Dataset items
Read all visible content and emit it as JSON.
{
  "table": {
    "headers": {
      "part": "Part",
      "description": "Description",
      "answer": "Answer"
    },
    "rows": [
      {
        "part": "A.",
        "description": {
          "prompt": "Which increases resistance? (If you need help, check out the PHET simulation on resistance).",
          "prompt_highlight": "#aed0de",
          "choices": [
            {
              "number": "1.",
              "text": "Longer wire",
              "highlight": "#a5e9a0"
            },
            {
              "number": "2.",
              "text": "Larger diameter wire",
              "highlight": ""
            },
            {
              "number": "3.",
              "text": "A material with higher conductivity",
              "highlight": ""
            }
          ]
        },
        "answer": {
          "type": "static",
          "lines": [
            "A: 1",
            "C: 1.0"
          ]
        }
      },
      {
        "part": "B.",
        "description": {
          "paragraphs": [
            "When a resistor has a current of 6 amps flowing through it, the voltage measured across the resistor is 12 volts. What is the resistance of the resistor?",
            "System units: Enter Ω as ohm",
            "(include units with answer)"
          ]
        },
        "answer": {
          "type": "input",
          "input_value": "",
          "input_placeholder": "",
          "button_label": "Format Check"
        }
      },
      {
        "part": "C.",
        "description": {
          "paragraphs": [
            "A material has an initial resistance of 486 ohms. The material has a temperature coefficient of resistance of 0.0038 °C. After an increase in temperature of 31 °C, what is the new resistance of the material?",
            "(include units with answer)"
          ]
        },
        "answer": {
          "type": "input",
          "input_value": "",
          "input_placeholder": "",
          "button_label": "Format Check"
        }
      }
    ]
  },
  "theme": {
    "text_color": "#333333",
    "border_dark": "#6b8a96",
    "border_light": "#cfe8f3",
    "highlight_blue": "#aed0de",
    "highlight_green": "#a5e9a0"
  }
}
...
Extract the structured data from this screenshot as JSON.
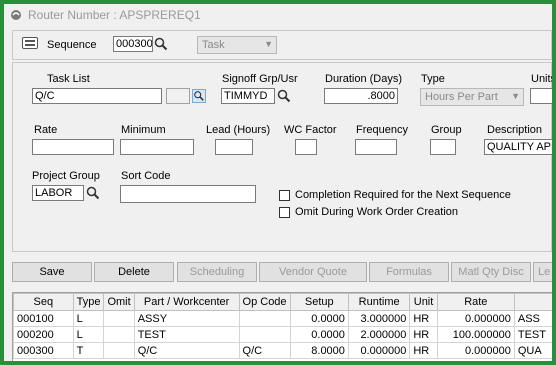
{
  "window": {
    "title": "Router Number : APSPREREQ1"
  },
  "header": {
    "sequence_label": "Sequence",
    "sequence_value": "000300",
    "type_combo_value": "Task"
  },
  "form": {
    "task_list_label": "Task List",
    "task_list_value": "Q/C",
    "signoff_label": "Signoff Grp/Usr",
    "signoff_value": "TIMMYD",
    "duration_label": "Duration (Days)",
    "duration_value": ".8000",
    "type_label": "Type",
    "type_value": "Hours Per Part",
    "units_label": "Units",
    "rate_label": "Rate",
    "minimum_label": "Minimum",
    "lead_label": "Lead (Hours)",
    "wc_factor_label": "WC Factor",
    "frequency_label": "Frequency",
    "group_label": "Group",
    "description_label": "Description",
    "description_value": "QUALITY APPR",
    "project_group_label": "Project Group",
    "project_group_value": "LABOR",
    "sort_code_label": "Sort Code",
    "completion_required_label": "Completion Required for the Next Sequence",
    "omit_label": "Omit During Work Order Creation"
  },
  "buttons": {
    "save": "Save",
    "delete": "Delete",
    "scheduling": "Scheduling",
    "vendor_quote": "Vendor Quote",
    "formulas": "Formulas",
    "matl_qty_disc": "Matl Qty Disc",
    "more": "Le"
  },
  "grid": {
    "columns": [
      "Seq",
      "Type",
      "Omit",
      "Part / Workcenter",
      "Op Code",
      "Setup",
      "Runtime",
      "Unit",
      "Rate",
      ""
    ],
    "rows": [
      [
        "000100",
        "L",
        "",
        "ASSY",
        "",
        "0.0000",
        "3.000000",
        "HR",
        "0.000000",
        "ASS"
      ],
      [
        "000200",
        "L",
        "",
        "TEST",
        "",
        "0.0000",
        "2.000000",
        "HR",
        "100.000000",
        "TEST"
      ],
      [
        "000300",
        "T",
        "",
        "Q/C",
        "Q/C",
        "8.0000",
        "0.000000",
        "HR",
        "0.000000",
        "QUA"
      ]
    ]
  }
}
--
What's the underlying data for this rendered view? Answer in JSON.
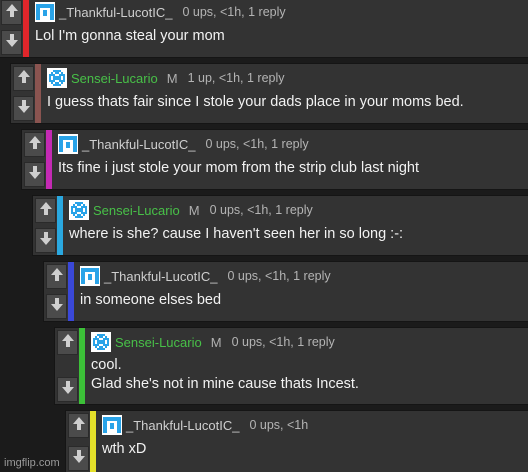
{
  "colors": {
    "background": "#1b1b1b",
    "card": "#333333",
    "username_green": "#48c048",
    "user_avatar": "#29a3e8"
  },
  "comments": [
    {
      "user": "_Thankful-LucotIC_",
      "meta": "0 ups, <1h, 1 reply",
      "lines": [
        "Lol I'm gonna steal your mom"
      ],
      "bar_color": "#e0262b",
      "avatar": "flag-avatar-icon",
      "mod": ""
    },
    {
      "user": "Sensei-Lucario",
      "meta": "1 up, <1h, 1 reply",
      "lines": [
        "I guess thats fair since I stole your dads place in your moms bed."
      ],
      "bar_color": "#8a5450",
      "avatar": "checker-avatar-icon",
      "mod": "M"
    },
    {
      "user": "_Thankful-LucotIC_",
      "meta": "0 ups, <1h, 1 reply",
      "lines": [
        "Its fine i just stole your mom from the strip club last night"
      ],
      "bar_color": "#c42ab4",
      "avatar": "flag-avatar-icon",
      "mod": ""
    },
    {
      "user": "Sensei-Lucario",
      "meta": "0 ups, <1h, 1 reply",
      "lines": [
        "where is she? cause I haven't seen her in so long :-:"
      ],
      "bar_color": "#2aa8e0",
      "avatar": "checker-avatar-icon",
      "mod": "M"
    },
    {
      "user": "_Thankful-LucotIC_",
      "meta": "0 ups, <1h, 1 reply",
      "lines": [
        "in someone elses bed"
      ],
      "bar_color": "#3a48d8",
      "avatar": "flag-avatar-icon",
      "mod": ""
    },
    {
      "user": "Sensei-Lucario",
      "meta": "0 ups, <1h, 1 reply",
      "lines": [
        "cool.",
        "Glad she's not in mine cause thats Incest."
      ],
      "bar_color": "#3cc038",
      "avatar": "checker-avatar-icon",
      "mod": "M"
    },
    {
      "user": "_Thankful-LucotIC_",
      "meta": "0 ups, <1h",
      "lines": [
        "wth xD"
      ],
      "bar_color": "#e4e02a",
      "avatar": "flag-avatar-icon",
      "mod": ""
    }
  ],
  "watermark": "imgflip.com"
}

SHORT PROBLEM >> Look through the entries above and report each line where the string "Omit" occurs.

SOLVED PROBLEM >>
    "omit_label": "Omit During Work Order Creation"
      "Omit",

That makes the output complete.